AIM OF THE EXERCISE
Work through the data line by line, gathering every line that has the word "Ponte".

GIVEN RECORDS

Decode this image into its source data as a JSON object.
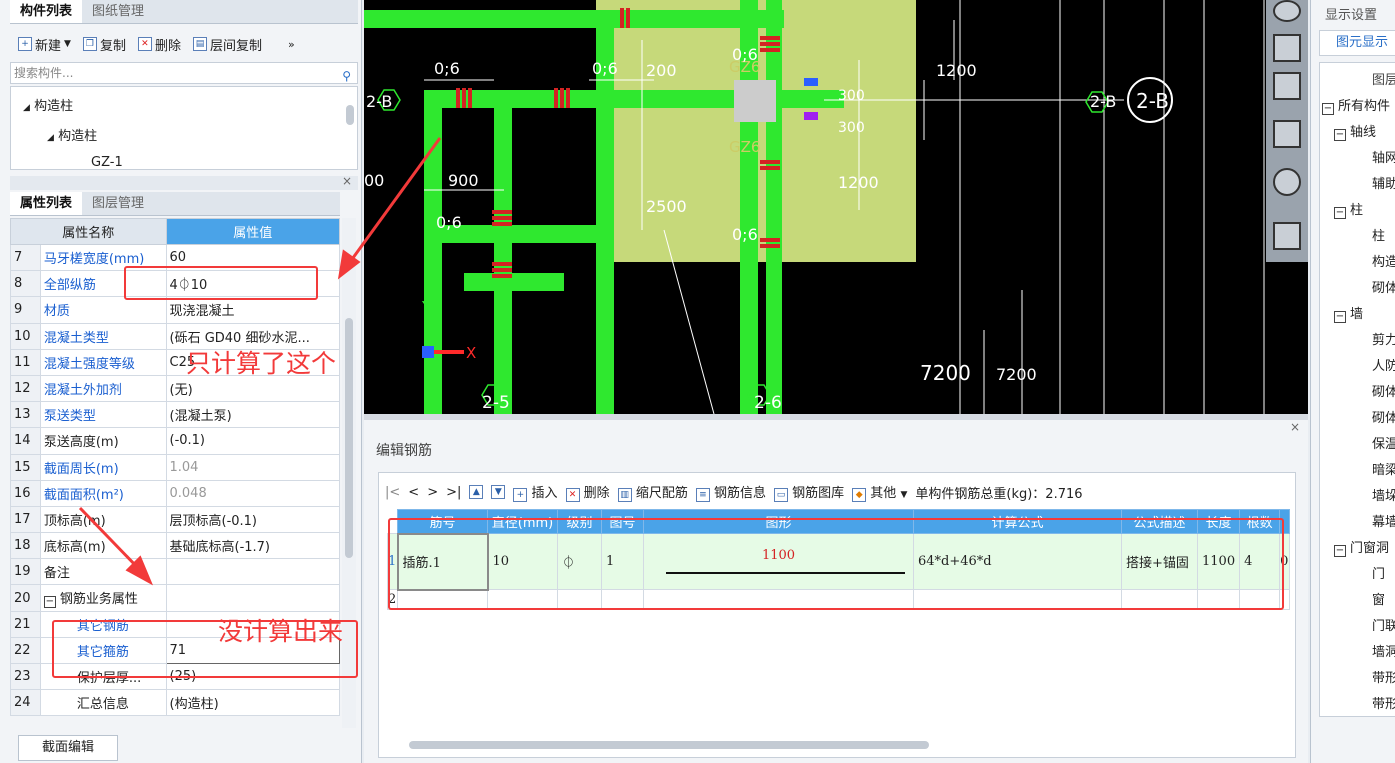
{
  "left": {
    "tabs_top": [
      "构件列表",
      "图纸管理"
    ],
    "toolbar": [
      "新建",
      "复制",
      "删除",
      "层间复制"
    ],
    "search_placeholder": "搜索构件...",
    "tree": [
      "构造柱",
      "构造柱",
      "GZ-1"
    ],
    "tabs_mid": [
      "属性列表",
      "图层管理"
    ],
    "headers": [
      "属性名称",
      "属性值"
    ],
    "rows": [
      {
        "num": "7",
        "name": "马牙槎宽度(mm)",
        "value": "60"
      },
      {
        "num": "8",
        "name": "全部纵筋",
        "value": "4⏀10"
      },
      {
        "num": "9",
        "name": "材质",
        "value": "现浇混凝土"
      },
      {
        "num": "10",
        "name": "混凝土类型",
        "value": "(砾石 GD40 细砂水泥..."
      },
      {
        "num": "11",
        "name": "混凝土强度等级",
        "value": "C25"
      },
      {
        "num": "12",
        "name": "混凝土外加剂",
        "value": "(无)"
      },
      {
        "num": "13",
        "name": "泵送类型",
        "value": "(混凝土泵)"
      },
      {
        "num": "14",
        "name": "泵送高度(m)",
        "value": "(-0.1)"
      },
      {
        "num": "15",
        "name": "截面周长(m)",
        "value": "1.04"
      },
      {
        "num": "16",
        "name": "截面面积(m²)",
        "value": "0.048"
      },
      {
        "num": "17",
        "name": "顶标高(m)",
        "value": "层顶标高(-0.1)"
      },
      {
        "num": "18",
        "name": "底标高(m)",
        "value": "基础底标高(-1.7)"
      },
      {
        "num": "19",
        "name": "备注",
        "value": ""
      },
      {
        "num": "20",
        "name": "钢筋业务属性",
        "value": ""
      },
      {
        "num": "21",
        "name": "其它钢筋",
        "value": ""
      },
      {
        "num": "22",
        "name": "其它箍筋",
        "value": "71"
      },
      {
        "num": "23",
        "name": "保护层厚...",
        "value": "(25)"
      },
      {
        "num": "24",
        "name": "汇总信息",
        "value": "(构造柱)"
      }
    ],
    "section_edit_button": "截面编辑"
  },
  "cad": {
    "labels": [
      "0;6",
      "0;6",
      "0;6",
      "2-B",
      "2-B",
      "2-B",
      "GZ6",
      "GZ6",
      "900",
      "200",
      "2500",
      "1200",
      "300",
      "300",
      "1200",
      "7200",
      "7200",
      "2-5",
      "2-6",
      "Y",
      "X",
      "00",
      "0;6",
      "0;6"
    ]
  },
  "rebar": {
    "title": "编辑钢筋",
    "toolbar": [
      "插入",
      "删除",
      "缩尺配筋",
      "钢筋信息",
      "钢筋图库",
      "其他",
      "单构件钢筋总重(kg)：2.716"
    ],
    "headers": [
      "筋号",
      "直径(mm)",
      "级别",
      "图号",
      "图形",
      "计算公式",
      "公式描述",
      "长度",
      "根数"
    ],
    "row": {
      "idx": "1",
      "name": "插筋.1",
      "dia": "10",
      "grade": "⏀",
      "fig": "1",
      "shape_len": "1100",
      "formula": "64*d+46*d",
      "desc": "搭接+锚固",
      "length": "1100",
      "count": "4",
      "extra": "0"
    },
    "row2_idx": "2"
  },
  "right": {
    "header": "显示设置",
    "subtab": "图元显示",
    "col": "图层",
    "items": [
      "所有构件",
      "轴线",
      "轴网",
      "辅助",
      "柱",
      "柱",
      "构造",
      "砌体",
      "墙",
      "剪力",
      "人防",
      "砌体",
      "砌体",
      "保温",
      "暗梁",
      "墙垛",
      "幕墙",
      "门窗洞",
      "门",
      "窗",
      "门联",
      "墙洞",
      "带形",
      "带形"
    ]
  },
  "annotations": {
    "only_calc": "只计算了这个",
    "not_calc": "没计算出来"
  },
  "colors": {
    "accent": "#4aa3e8",
    "link": "#1a5fd0",
    "annotation": "#f23a3a",
    "wall_green": "#2fe82f"
  }
}
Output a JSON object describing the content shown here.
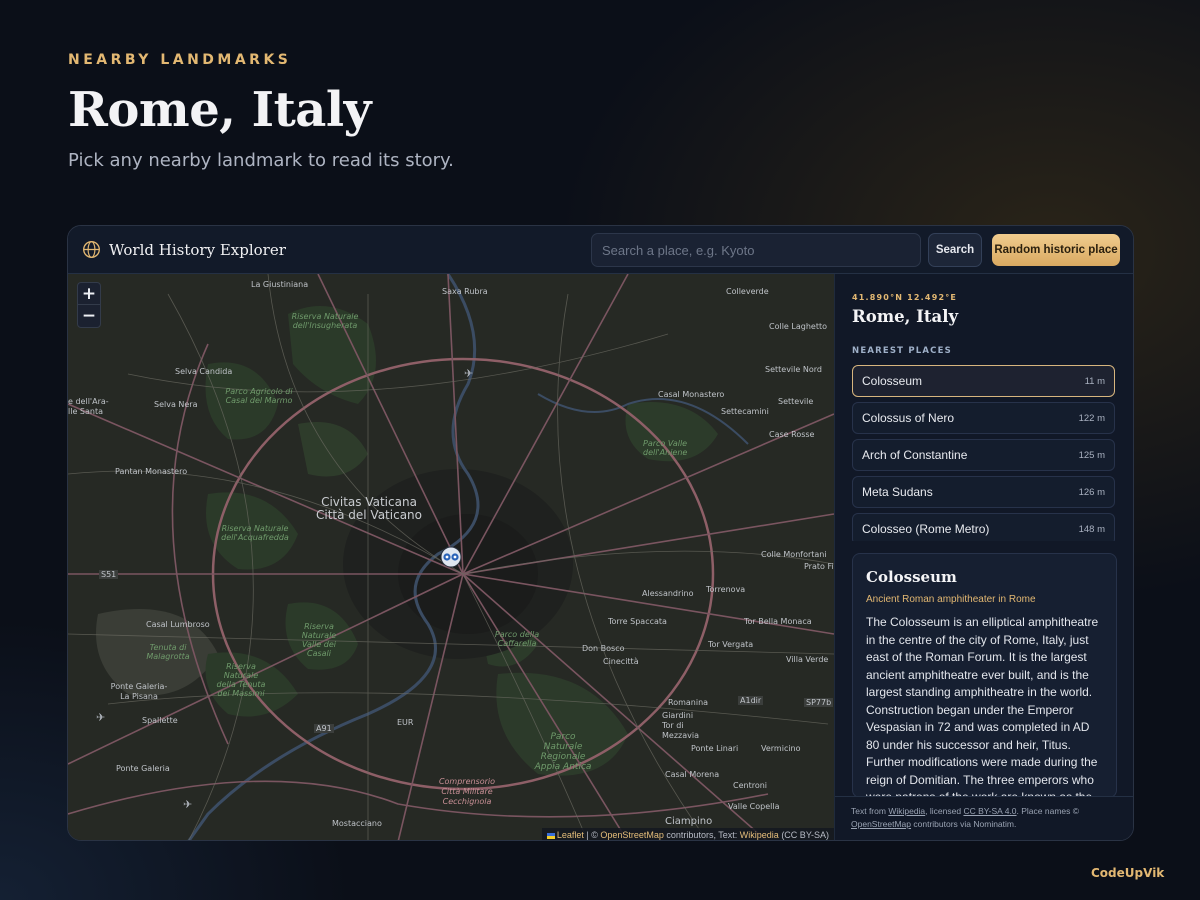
{
  "hero": {
    "eyebrow": "NEARBY LANDMARKS",
    "title": "Rome, Italy",
    "subtitle": "Pick any nearby landmark to read its story."
  },
  "app": {
    "title": "World History Explorer",
    "brand_icon": "globe-icon",
    "search_placeholder": "Search a place, e.g. Kyoto",
    "search_value": "",
    "search_label": "Search",
    "random_label": "Random historic place"
  },
  "map": {
    "zoom_in": "+",
    "zoom_out": "−",
    "marker_icon": "owl-marker-icon",
    "labels": {
      "la_giustiniana": "La Giustiniana",
      "saxa_rubra": "Saxa Rubra",
      "colleverde": "Colleverde",
      "colle_laghetto": "Colle Laghetto",
      "riserva_insugherata": "Riserva Naturale dell'Insugherata",
      "selva_candida": "Selva Candida",
      "parco_marmo": "Parco Agricolo di Casal del Marmo",
      "settevile_nord": "Settevile Nord",
      "casal_monastero": "Casal Monastero",
      "settecamini": "Settecamini",
      "settevile": "Settevile",
      "arat_santa": "e dell'Ara- lle Santa",
      "selva_nera": "Selva Nera",
      "case_rosse": "Case Rosse",
      "valle_aniene": "Parco Valle dell'Aniene",
      "pantan_monastero": "Pantan Monastero",
      "civitas_vaticana": "Civitas Vaticana Città del Vaticano",
      "riserva_acquafredda": "Riserva Naturale dell'Acquafredda",
      "colle_monfortani": "Colle Monfortani",
      "prato_fio": "Prato Fio",
      "s51": "S51",
      "alessandrino": "Alessandrino",
      "torrenova": "Torrenova",
      "casal_lumbroso": "Casal Lumbroso",
      "riserva_valle_galeria": "Riserva Naturale Valle dei Casali",
      "torre_spaccata": "Torre Spaccata",
      "tor_bella_monaca": "Tor Bella Monaca",
      "parco_caffarella": "Parco della Caffarella",
      "tenuta_malagrotta": "Tenuta di Malagrotta",
      "don_bosco": "Don Bosco",
      "tor_vergata": "Tor Vergata",
      "cinecitta": "Cinecittà",
      "villa_verde": "Villa Verde",
      "ponte_galeria_la_pisana": "Ponte Galeria-La Pisana",
      "riserva_tenuta": "Riserva Naturale della Tenuta dei Massimi",
      "a1dir": "A1dir",
      "sp77b": "SP77b",
      "spallette": "Spallette",
      "eur": "EUR",
      "a91": "A91",
      "romanina": "Romanina",
      "giardini_tor": "Giardini Tor di Mezzavia",
      "appia_antica": "Parco Naturale Regionale Appia Antica",
      "ponte_linari": "Ponte Linari",
      "vermicino": "Vermicino",
      "ponte_galeria": "Ponte Galeria",
      "casal_morena": "Casal Morena",
      "centroni": "Centroni",
      "cecchignola": "Comprensorio Città Militare Cecchignola",
      "valle_copella": "Valle Copella",
      "mostacciano": "Mostacciano",
      "ciampino": "Ciampino"
    },
    "attribution": {
      "leaflet": "Leaflet",
      "sep1": " | © ",
      "osm": "OpenStreetMap",
      "mid": " contributors, Text: ",
      "wiki": "Wikipedia",
      "end": " (CC BY-SA)"
    }
  },
  "sidebar": {
    "coords": "41.890°N 12.492°E",
    "place_title": "Rome, Italy",
    "nearest_heading": "NEAREST PLACES",
    "places": [
      {
        "name": "Colosseum",
        "distance": "11 m"
      },
      {
        "name": "Colossus of Nero",
        "distance": "122 m"
      },
      {
        "name": "Arch of Constantine",
        "distance": "125 m"
      },
      {
        "name": "Meta Sudans",
        "distance": "126 m"
      },
      {
        "name": "Colosseo (Rome Metro)",
        "distance": "148 m"
      }
    ],
    "article": {
      "title": "Colosseum",
      "subtitle": "Ancient Roman amphitheater in Rome",
      "body": "The Colosseum is an elliptical amphitheatre in the centre of the city of Rome, Italy, just east of the Roman Forum. It is the largest ancient amphitheatre ever built, and is the largest standing amphitheatre in the world. Construction began under the Emperor Vespasian in 72 and was completed in AD 80 under his successor and heir, Titus. Further modifications were made during the reign of Domitian. The three emperors who were patrons of the work are known as the Flavian dynasty, and the amphitheatre was named"
    },
    "footer": {
      "text_from": "Text from ",
      "wikipedia": "Wikipedia",
      "licensed": ", licensed ",
      "license": "CC BY-SA 4.0",
      "place_names": ". Place names © ",
      "osm": "OpenStreetMap",
      "via": " contributors via Nominatim."
    }
  },
  "watermark": "CodeUpVik",
  "colors": {
    "accent_gold": "#e3b872",
    "background": "#0b0f18",
    "panel": "#111827"
  }
}
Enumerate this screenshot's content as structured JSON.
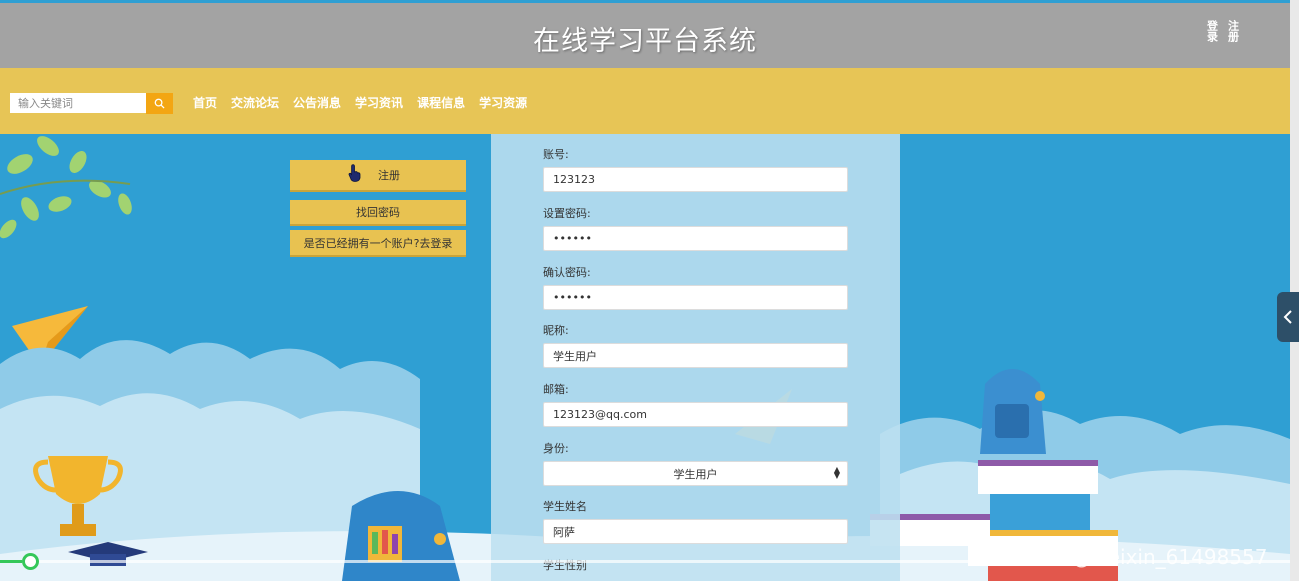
{
  "header": {
    "title": "在线学习平台系统",
    "login_label": "登录",
    "register_label": "注册"
  },
  "nav": {
    "search_placeholder": "输入关键词",
    "items": [
      "首页",
      "交流论坛",
      "公告消息",
      "学习资讯",
      "课程信息",
      "学习资源"
    ]
  },
  "actions": {
    "register": "注册",
    "forgot_password": "找回密码",
    "have_account": "是否已经拥有一个账户?去登录"
  },
  "form": {
    "account_label": "账号:",
    "account_value": "123123",
    "password_label": "设置密码:",
    "password_value": "123123",
    "confirm_label": "确认密码:",
    "confirm_value": "123123",
    "nickname_label": "昵称:",
    "nickname_value": "学生用户",
    "email_label": "邮箱:",
    "email_value": "123123@qq.com",
    "identity_label": "身份:",
    "identity_value": "学生用户",
    "student_name_label": "学生姓名",
    "student_name_value": "阿萨",
    "student_gender_label": "学生性别"
  },
  "watermark": "CSDN @weixin_61498557",
  "colors": {
    "header_bg": "#a3a3a3",
    "nav_bg": "#e7c556",
    "button_bg": "#e8c251",
    "search_btn": "#f3a613",
    "sky": "#2f9fd3"
  },
  "video_progress": 0.02
}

CORRECT OUTPUT
      "ponte_galeria_la_pisana": "Ponte Galeria-La Pisana",
      "ponte_linari": "Ponte Linari",
      "ponte_galeria": "Ponte Galeria",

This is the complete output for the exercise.